Records excerpted from a collection
────────────────

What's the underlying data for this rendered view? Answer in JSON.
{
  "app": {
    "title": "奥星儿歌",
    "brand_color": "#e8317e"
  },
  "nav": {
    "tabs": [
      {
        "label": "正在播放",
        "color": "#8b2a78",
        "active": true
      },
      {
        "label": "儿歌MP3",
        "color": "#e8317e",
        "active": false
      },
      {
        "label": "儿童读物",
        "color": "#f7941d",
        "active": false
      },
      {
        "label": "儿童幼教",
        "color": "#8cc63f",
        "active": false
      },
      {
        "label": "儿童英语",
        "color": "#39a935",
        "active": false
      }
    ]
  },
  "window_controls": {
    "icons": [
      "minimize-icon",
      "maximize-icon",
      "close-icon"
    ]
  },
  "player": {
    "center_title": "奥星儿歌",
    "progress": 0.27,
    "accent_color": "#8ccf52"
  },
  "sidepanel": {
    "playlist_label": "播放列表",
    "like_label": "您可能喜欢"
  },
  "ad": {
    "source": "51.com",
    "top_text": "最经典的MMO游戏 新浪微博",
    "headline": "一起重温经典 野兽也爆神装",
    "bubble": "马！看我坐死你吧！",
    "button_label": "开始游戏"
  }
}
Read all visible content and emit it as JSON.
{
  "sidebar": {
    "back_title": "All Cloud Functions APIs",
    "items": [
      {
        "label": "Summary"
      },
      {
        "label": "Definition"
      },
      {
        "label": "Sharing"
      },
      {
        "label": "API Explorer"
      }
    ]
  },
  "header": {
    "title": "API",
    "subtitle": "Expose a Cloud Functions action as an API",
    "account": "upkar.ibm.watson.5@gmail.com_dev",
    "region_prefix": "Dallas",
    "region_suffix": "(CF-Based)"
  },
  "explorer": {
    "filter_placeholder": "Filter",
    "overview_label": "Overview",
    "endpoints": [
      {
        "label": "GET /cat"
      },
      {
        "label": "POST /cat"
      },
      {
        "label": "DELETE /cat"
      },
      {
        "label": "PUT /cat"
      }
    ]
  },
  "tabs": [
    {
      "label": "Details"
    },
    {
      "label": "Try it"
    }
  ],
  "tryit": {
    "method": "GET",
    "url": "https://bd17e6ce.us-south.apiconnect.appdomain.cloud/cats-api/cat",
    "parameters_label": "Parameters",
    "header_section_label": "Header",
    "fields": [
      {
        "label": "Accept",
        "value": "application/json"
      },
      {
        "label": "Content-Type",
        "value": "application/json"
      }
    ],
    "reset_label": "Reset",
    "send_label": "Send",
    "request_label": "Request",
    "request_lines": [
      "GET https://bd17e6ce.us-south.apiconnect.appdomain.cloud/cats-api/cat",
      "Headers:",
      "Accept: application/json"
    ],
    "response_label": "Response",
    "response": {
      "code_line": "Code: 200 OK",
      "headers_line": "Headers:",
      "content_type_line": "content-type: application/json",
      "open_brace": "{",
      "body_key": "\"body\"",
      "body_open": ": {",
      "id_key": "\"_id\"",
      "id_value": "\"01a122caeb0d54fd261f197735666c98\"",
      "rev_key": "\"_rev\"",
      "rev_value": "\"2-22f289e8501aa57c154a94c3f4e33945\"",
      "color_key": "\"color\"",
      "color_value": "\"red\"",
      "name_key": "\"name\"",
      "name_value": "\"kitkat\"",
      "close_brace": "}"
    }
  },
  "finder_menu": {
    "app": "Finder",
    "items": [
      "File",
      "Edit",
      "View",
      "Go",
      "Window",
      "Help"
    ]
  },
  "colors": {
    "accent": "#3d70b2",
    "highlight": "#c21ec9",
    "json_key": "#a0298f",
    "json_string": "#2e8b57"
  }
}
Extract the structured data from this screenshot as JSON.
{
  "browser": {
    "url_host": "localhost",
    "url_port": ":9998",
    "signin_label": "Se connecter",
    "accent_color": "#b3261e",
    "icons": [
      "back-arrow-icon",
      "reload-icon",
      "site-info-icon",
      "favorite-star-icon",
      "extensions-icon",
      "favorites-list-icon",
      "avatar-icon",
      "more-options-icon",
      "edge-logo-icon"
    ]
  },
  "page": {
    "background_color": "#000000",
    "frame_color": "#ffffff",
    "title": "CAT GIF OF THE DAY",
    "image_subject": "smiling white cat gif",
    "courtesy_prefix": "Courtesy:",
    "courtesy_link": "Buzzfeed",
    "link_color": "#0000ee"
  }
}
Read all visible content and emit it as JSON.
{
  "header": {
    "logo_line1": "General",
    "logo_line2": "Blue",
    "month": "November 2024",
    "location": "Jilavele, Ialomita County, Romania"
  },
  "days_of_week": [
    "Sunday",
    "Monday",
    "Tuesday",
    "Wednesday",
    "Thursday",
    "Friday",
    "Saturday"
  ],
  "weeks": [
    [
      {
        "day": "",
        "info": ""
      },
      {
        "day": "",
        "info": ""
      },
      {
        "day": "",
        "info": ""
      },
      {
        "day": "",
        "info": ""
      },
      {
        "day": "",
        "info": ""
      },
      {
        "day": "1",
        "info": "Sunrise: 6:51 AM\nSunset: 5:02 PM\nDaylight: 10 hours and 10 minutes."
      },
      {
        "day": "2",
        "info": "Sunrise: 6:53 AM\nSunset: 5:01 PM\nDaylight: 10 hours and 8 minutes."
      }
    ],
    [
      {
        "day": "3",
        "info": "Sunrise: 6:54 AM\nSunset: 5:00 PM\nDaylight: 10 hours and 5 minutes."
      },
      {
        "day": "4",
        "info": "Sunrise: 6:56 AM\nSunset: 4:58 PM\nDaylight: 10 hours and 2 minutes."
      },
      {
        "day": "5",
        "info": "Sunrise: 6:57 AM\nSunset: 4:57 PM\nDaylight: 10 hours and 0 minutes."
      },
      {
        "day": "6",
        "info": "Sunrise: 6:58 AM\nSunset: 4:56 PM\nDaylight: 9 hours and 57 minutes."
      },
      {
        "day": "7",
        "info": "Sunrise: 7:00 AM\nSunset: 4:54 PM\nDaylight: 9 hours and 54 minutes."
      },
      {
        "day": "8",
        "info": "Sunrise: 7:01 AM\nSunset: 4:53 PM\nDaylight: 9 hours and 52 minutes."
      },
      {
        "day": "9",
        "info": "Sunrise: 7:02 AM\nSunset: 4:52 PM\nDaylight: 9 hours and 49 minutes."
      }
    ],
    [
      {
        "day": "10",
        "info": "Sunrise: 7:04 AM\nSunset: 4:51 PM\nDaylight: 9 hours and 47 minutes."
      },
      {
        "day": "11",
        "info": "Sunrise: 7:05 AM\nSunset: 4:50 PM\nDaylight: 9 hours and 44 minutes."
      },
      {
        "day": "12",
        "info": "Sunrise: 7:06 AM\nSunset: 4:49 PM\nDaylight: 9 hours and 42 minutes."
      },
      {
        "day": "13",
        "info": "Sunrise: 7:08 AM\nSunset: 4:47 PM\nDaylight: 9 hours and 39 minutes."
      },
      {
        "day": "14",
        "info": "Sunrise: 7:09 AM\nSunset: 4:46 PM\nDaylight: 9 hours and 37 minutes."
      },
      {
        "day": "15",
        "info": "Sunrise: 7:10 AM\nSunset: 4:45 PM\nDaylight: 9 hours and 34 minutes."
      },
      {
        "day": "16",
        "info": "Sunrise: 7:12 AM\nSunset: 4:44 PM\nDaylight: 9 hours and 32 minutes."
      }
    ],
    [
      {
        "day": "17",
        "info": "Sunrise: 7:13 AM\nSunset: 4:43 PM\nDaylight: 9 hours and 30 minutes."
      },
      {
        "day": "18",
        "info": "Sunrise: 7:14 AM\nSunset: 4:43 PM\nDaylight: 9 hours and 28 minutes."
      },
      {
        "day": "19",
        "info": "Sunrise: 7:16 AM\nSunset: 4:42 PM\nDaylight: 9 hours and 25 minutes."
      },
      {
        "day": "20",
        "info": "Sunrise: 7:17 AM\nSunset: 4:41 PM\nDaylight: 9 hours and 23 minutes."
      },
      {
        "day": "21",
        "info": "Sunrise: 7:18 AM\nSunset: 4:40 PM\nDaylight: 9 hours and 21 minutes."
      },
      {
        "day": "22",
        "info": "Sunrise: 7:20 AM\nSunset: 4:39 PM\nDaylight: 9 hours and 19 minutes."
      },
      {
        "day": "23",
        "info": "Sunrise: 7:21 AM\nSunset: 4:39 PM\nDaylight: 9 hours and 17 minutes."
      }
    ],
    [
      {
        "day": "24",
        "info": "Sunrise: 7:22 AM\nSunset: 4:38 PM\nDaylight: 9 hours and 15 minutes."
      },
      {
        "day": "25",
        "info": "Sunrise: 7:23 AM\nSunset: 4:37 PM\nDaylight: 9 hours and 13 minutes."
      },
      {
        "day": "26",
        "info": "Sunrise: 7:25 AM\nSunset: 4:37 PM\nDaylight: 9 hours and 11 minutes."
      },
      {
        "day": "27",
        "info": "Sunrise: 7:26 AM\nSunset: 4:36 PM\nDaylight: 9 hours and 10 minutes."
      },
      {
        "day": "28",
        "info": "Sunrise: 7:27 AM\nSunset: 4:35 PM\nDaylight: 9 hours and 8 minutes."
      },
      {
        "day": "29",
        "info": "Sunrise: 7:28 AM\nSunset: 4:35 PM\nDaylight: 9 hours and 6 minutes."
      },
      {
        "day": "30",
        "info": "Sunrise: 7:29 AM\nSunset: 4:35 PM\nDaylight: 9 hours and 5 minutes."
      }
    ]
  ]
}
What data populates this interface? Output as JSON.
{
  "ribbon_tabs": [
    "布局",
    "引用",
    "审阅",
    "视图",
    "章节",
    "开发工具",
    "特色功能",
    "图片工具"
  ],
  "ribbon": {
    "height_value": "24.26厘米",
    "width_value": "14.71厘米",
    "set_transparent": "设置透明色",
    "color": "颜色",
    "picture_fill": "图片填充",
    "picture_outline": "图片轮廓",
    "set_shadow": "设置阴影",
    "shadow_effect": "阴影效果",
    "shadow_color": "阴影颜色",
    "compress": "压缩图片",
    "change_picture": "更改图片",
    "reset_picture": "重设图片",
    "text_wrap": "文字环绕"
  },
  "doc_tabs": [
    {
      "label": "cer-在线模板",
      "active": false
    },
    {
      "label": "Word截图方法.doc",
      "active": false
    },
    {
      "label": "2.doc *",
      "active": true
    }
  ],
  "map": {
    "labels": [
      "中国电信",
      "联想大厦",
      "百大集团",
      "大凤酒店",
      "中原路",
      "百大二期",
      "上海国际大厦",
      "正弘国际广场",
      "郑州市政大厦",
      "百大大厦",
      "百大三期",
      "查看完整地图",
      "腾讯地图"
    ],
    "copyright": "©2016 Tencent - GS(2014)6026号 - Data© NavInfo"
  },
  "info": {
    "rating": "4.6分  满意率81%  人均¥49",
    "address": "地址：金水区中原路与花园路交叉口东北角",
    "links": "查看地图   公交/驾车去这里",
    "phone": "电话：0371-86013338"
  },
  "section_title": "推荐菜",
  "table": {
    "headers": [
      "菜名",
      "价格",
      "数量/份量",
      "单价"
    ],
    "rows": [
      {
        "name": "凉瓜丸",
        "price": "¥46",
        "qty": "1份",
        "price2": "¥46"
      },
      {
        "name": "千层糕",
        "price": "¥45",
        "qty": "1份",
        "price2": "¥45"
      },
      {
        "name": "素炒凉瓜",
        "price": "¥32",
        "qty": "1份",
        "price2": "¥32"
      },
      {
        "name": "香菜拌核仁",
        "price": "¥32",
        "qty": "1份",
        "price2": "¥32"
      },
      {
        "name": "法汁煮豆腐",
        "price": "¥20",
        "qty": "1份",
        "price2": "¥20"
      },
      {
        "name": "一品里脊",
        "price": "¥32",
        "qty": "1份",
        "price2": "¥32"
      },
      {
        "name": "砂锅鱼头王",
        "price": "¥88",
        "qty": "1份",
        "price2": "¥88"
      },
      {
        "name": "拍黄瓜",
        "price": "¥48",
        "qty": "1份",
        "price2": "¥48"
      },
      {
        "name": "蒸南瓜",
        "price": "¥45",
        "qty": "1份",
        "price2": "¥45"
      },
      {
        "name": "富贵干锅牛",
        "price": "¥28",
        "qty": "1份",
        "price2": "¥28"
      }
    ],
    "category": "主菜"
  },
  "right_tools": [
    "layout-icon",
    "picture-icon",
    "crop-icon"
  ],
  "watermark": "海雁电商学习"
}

────────────────

◆ SET TASK:
Using the listing above, work out how many of its lines include "Accept", and give only the result.

◆ REPLY TO THE EXERCISE:
2